§ Exercise requirements
Locate each line of the material that contains "screenshot", then return it.

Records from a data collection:
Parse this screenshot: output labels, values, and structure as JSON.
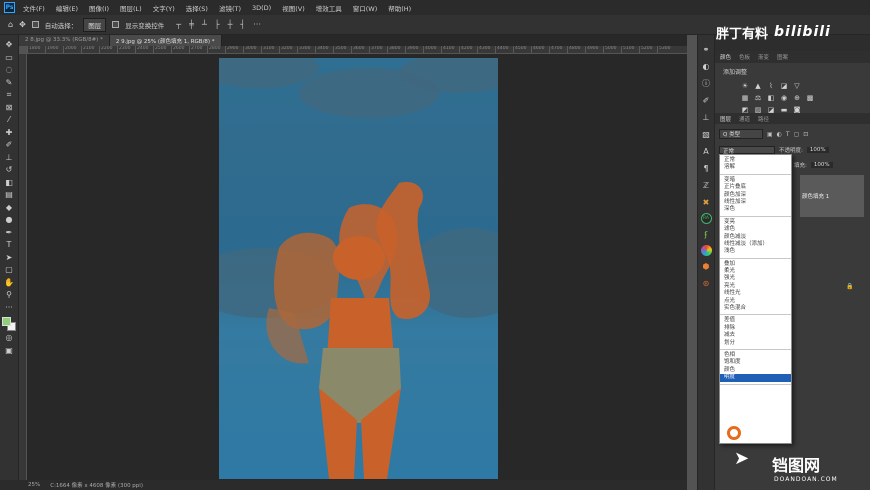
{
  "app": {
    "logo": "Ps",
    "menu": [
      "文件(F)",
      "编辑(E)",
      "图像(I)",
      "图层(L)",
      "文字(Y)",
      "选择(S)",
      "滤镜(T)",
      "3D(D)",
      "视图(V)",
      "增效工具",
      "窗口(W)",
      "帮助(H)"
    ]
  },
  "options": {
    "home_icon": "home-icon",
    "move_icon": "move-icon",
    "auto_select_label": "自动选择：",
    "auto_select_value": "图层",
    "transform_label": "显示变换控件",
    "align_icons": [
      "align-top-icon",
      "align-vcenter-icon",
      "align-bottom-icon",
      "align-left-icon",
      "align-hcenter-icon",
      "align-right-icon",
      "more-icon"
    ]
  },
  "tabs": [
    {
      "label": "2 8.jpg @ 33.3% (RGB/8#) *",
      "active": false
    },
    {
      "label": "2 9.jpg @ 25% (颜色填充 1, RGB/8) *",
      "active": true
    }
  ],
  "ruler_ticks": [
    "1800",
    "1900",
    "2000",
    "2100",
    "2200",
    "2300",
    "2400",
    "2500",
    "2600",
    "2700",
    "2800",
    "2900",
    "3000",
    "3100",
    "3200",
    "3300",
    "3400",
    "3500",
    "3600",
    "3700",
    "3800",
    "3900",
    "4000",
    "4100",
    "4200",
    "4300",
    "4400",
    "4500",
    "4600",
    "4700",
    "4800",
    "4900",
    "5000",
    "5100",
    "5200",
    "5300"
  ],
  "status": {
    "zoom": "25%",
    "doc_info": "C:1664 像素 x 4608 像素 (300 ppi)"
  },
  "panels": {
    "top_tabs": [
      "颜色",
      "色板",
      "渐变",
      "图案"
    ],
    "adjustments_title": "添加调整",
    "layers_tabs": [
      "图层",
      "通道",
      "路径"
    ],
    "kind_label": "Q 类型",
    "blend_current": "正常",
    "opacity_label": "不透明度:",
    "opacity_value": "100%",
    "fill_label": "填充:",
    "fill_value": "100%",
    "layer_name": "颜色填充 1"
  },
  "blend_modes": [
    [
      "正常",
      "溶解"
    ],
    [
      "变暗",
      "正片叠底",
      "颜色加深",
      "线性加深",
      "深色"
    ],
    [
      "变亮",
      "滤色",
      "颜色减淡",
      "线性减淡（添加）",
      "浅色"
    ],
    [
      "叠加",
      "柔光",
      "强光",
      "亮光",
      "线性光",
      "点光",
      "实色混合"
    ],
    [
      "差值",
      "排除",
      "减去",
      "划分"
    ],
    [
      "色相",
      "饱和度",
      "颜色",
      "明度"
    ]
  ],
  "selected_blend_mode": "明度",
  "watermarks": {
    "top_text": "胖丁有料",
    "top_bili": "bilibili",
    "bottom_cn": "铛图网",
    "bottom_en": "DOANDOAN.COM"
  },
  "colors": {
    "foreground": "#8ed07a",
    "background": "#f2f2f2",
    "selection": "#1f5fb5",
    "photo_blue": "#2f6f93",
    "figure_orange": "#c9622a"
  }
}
...
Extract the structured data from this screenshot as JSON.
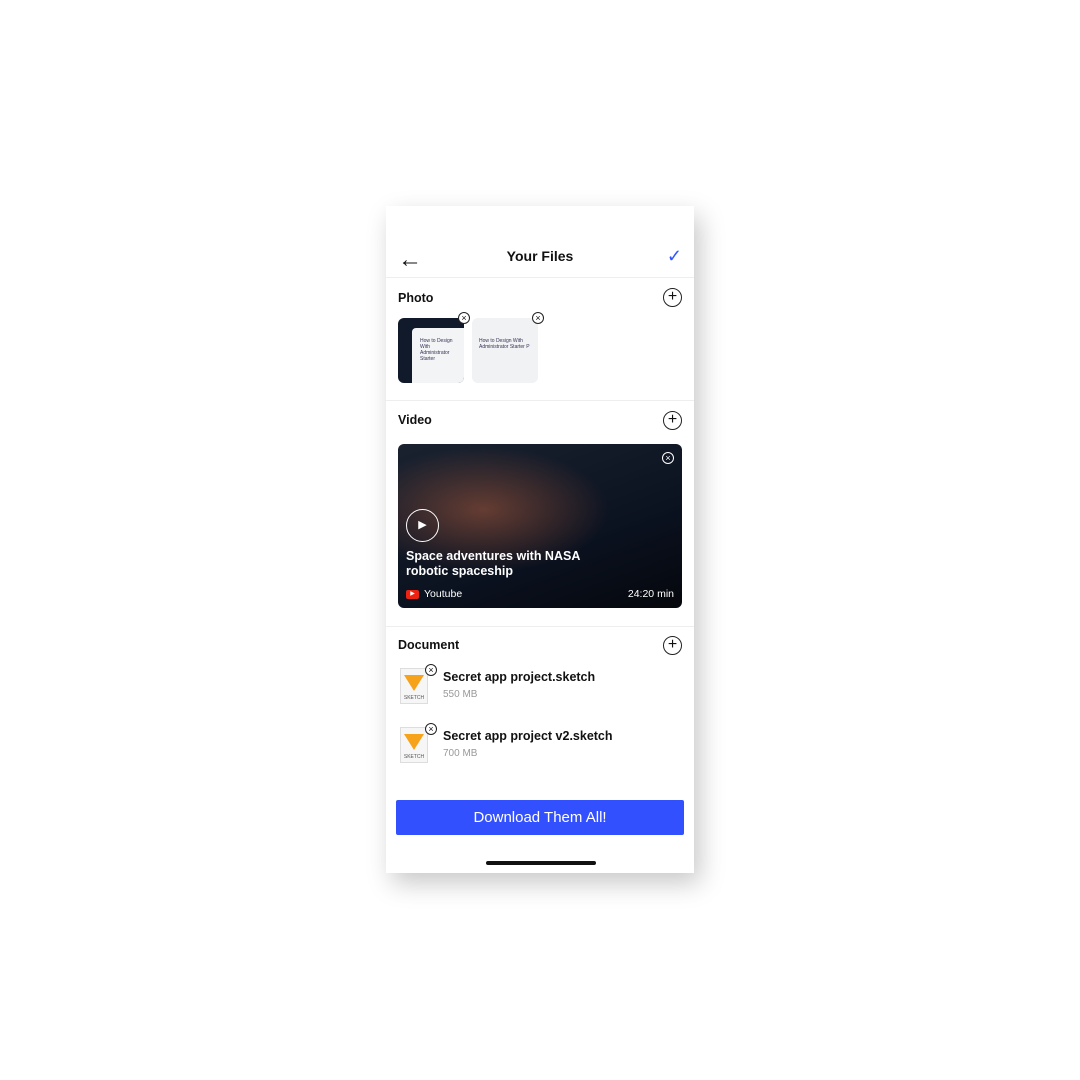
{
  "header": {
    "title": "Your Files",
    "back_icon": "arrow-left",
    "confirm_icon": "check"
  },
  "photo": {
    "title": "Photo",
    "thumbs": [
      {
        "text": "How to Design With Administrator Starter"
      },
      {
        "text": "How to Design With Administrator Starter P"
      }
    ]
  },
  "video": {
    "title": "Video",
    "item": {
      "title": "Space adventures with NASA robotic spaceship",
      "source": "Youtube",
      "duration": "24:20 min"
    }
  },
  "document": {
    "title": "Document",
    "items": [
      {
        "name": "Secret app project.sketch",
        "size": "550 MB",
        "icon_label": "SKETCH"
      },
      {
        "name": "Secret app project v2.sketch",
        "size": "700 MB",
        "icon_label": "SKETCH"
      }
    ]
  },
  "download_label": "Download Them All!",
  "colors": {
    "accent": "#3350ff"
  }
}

§ Right answer
Parse this screenshot: output labels, values, and structure as JSON.
Extract the structured data from this screenshot as JSON.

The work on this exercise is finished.